> [Work to do]: Using the listing below, copy every line that mentions "source".

········

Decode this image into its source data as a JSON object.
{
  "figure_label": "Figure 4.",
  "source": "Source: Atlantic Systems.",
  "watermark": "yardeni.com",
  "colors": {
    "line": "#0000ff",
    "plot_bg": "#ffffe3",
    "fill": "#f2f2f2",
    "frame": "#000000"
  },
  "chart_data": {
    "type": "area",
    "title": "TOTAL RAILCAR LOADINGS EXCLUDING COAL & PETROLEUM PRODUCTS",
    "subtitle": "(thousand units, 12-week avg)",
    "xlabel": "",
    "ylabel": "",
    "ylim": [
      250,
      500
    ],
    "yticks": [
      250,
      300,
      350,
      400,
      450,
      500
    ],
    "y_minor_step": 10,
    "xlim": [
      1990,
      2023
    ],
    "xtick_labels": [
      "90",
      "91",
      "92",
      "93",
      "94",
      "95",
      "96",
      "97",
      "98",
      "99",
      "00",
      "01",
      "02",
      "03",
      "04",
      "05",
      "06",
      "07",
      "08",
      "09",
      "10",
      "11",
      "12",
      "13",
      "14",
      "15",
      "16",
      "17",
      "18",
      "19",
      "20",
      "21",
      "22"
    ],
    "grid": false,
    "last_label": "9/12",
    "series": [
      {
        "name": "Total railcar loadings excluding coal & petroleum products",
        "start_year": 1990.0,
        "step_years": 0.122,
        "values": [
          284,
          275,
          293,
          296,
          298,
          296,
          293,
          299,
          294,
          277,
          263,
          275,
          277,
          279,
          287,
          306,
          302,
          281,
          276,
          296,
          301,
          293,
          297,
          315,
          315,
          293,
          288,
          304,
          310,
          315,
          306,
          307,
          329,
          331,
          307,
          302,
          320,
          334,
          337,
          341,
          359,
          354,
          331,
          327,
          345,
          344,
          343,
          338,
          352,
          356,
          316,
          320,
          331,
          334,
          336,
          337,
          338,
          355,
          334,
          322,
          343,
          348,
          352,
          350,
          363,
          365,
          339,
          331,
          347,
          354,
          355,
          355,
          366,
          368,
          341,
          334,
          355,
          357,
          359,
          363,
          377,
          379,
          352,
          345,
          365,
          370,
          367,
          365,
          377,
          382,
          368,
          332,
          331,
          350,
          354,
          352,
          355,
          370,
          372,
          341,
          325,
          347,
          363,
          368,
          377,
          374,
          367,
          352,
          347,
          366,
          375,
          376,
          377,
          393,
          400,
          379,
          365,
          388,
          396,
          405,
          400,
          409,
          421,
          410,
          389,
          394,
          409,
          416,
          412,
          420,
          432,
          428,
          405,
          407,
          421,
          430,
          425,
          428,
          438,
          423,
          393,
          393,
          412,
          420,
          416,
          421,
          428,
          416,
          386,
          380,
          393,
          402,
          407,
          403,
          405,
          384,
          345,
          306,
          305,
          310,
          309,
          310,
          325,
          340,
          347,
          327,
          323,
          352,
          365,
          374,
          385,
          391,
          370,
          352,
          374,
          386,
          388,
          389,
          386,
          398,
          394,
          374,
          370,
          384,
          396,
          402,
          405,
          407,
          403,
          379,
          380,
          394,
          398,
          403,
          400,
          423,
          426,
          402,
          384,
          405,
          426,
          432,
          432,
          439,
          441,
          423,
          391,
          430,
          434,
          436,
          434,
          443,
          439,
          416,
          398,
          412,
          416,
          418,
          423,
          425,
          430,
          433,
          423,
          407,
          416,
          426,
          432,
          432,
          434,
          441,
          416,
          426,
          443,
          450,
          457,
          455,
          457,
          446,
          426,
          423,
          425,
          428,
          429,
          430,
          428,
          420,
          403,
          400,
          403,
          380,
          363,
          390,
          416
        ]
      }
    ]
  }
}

········

> [Written response]:
Decode this image into its source data as a JSON object.
  "source": "Source: Atlantic Systems.",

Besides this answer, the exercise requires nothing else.